__Directive__: Please give the data below again in full, exactly as it stands.

__Task material__:
+++

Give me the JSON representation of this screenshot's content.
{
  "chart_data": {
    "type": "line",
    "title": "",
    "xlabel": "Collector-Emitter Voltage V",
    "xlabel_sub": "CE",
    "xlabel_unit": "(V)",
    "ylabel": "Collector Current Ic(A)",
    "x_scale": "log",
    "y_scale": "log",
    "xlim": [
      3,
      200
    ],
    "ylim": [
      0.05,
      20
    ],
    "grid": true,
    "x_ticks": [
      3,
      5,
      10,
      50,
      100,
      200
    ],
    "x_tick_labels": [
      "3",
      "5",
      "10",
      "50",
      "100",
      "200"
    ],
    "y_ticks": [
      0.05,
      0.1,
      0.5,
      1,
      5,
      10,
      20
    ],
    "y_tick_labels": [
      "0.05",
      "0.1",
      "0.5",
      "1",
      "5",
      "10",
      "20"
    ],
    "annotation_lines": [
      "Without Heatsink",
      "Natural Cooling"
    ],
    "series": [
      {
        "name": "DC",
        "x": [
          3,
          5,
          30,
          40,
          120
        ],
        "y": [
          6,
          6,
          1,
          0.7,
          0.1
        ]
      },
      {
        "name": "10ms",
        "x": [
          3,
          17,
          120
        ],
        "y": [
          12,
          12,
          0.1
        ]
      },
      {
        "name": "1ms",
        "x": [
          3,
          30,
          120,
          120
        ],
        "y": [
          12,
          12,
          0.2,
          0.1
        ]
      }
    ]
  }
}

+++

__Written answer__:
Give me the JSON representation of this screenshot's content.
{
  "chart_data": {
    "type": "line",
    "title": "",
    "xlabel": "Collector-Emitter Voltage V",
    "xlabel_sub": "CE",
    "xlabel_unit": "(V)",
    "ylabel": "Collector Current Ic(A)",
    "x_scale": "log",
    "y_scale": "log",
    "xlim": [
      3,
      200
    ],
    "ylim": [
      0.05,
      20
    ],
    "grid": true,
    "x_ticks": [
      3,
      5,
      10,
      50,
      100,
      200
    ],
    "x_tick_labels": [
      "3",
      "5",
      "10",
      "50",
      "100",
      "200"
    ],
    "y_ticks": [
      0.05,
      0.1,
      0.5,
      1,
      5,
      10,
      20
    ],
    "y_tick_labels": [
      "0.05",
      "0.1",
      "0.5",
      "1",
      "5",
      "10",
      "20"
    ],
    "annotation_lines": [
      "Without Heatsink",
      "Natural Cooling"
    ],
    "series": [
      {
        "name": "DC",
        "x": [
          3,
          5,
          30,
          40,
          120
        ],
        "y": [
          6,
          6,
          1,
          0.7,
          0.1
        ]
      },
      {
        "name": "10ms",
        "x": [
          3,
          17,
          120
        ],
        "y": [
          12,
          12,
          0.1
        ]
      },
      {
        "name": "1ms",
        "x": [
          3,
          30,
          120,
          120
        ],
        "y": [
          12,
          12,
          0.2,
          0.1
        ]
      }
    ]
  }
}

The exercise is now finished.